So for now I am doomed to wander aimlessly around my house, wishing I was curled up with a good book, and shooing my bothersome cats away from whatever their current life-threatening pursuit is. Usually for Trinket it is chewing on electrical cords, and for Gizmo, chewing on Trinket while she is chewing the electrical cords.

Sunday, December 17, 2006

Funny Cats and A Crappy Movie

Okay, I'm really tired, but I just have to post about something before I go to bed tonight. I went to see the movie Eragon tonight with my wonderful husband who I love so much, and I was sorely disappointed with it. You see, a week ago I bought the book to read while I was in California with David. I was hesitant about reading t at first because I thought it would be a cheap knock-off of the Harry Potter genre, but I was wrong. It was an entertaining read. I could tell that the writer of the novel was young and inexperienced, but it was still largely captivating and amusing. Then I went to see the movie. Whoever wrote the screenplay and directed that movie didn't read the book. If they did, then they need to be either blacklisted or shot, whichever is worse. Probably shot, because then there would be a 100 percent guarantee that they would never disgrace another literary work again. The movie was choppily put together, all action, and zero storyline. I left the theater unfulfilled as a viewer. If you had never read the book, then you would probably assume that the book it was taken from was a 10-page pop-up book.

Ok, now for the funny cats. I hvae been watching my hilarious cats for the last ten minutes while they tried to figure out a solution to Trinket's recent predicament. She deliberately put one of her jingle balls into her water bowl. You know how I know? Because the first time David took it out for her. Then I watched her deliberately pick it up in her mouth, walk back over to the bowl and drop it in again. So, now we are just watching to see how she fixes her own problem. Gizmo is addicted to trying to get it out. She just can't leave it alone. You know what her method of choice is? Bobbing for it like children bob for apples on Halloween. It's a plastic ball, so it's floating on the surface of the water, but the water is deep enough that Gizmo can't get her teeth around it without dunking her nose in the water. And every time her nose comes into contact with the water it surprises her. You would think that after the second time she snorted water up her nose she would catch on. And Trinket is just sitting on the sideline, watching with glee as her sister alternates between dunking and sneezing. I have to go intervene before Gizmo drowns.

Friday, December 08, 2006

Feeling Better

Okay, everyone, sorry for that brief lapse of depression. I'm feeling much better now. Today I woke up, opened my eyes, and thought "Hmmm.... What is this I am feeling? I no longer feel like jumping off of something tall! I feel Happy! Oh so happy!"

· · · · · · ·

WHAT THIS TASK INVOLVES: Please repeat the blog excerpt from "So for now I" to "the electrical cords." word for word.

DATA SECTION:
· · · · · · ·

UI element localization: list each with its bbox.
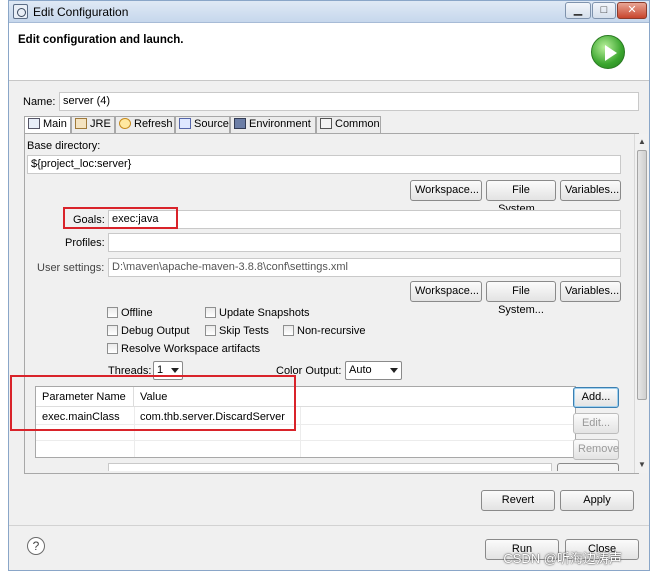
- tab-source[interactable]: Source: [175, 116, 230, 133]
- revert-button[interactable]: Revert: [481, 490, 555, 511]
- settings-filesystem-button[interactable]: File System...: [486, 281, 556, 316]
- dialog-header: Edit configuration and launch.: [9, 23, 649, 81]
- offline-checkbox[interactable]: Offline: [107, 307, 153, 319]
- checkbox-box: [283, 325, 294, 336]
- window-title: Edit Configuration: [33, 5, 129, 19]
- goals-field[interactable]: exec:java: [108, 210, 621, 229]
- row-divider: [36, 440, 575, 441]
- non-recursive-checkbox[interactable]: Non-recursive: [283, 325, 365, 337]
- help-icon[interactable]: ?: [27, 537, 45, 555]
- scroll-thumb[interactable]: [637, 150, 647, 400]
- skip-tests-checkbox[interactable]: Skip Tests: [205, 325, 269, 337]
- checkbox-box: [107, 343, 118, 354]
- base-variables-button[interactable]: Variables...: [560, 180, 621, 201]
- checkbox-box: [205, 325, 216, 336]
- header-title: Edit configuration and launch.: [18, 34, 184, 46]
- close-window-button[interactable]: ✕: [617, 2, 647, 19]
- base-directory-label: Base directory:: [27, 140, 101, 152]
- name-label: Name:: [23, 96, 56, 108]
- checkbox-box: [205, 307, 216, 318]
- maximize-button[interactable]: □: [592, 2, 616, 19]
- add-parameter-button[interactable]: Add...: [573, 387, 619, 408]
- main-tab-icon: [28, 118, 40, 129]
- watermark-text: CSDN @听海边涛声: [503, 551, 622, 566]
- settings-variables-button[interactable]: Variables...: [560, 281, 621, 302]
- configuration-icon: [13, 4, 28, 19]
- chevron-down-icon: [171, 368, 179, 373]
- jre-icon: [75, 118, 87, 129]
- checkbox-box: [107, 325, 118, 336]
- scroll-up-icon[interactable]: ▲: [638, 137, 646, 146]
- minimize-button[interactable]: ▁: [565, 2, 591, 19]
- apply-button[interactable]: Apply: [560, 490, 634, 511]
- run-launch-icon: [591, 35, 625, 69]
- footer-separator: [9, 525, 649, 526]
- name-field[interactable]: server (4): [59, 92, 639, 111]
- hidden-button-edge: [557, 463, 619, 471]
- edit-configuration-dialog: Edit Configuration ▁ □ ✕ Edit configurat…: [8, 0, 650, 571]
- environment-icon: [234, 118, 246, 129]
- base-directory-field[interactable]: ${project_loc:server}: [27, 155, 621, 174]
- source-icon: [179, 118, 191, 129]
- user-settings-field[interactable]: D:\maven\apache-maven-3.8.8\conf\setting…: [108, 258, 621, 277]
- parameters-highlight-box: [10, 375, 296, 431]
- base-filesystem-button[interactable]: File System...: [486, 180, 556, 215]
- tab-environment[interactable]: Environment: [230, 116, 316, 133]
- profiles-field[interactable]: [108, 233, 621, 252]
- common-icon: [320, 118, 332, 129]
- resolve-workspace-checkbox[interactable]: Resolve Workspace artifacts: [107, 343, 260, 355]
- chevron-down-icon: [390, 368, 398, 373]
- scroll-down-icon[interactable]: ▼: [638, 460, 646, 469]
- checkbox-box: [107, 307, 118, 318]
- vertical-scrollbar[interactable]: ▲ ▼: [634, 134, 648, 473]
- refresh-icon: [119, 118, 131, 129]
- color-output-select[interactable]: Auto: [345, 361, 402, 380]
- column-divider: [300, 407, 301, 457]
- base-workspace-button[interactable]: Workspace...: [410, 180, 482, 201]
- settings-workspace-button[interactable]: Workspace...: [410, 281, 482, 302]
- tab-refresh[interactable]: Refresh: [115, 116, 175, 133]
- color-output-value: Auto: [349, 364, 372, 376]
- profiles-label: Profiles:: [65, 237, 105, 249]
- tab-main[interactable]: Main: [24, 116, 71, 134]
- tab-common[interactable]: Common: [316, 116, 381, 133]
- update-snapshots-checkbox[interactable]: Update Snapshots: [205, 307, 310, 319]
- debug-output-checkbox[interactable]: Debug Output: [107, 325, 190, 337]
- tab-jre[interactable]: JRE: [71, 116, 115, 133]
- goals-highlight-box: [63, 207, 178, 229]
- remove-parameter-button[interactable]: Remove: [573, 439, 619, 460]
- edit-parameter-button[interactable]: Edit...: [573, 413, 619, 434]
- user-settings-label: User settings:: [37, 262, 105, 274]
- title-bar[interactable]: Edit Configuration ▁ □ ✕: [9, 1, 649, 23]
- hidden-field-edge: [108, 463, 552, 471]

· · · · · · ·

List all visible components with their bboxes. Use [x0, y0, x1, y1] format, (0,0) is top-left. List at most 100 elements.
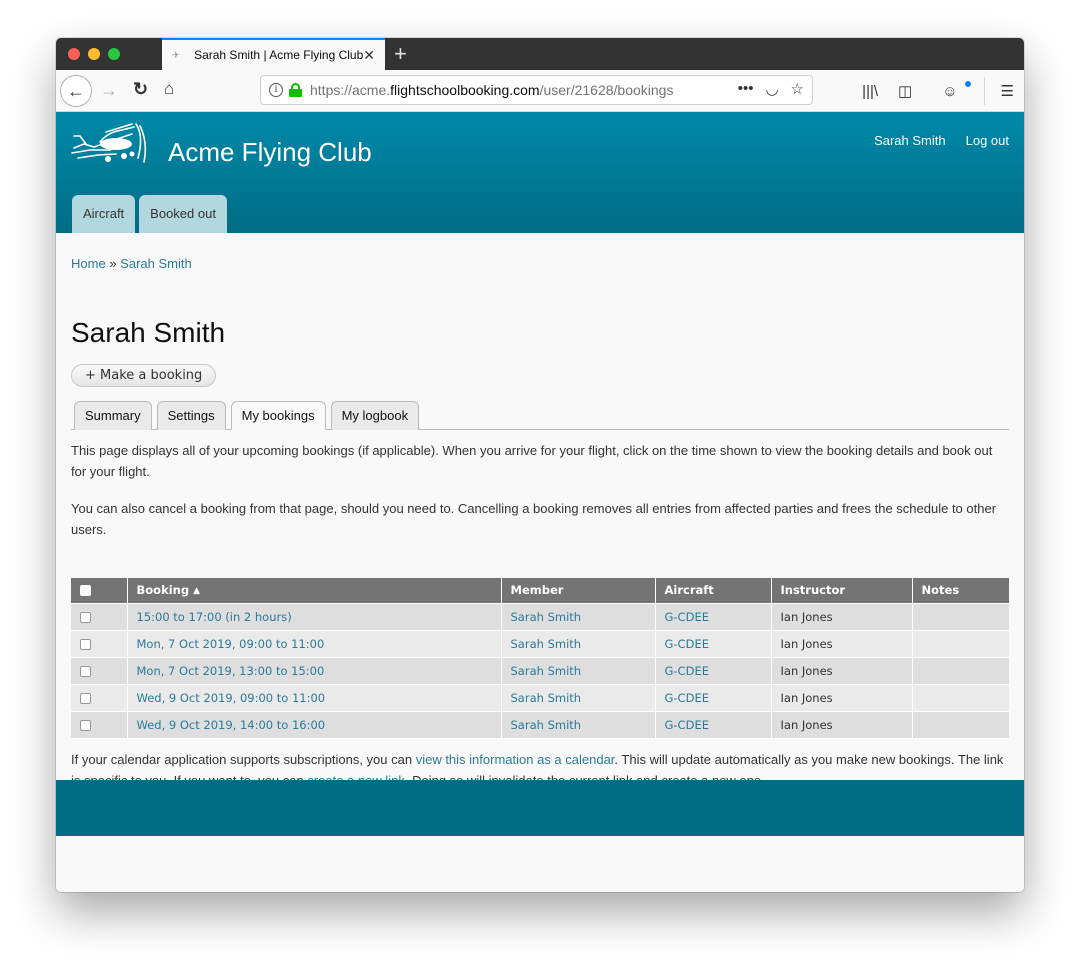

· · · · · · ·

EXERCISE SOLUTION:
So for now I am doomed to wander aimlessly around my house, wishing I was curled up with a good book, and shooing my bothersome cats away from whatever their current life-threatening pursuit is. Usually for Trinket it is chewing on electrical cords, and for Gizmo, chewing on Trinket while she is chewing the electrical cords.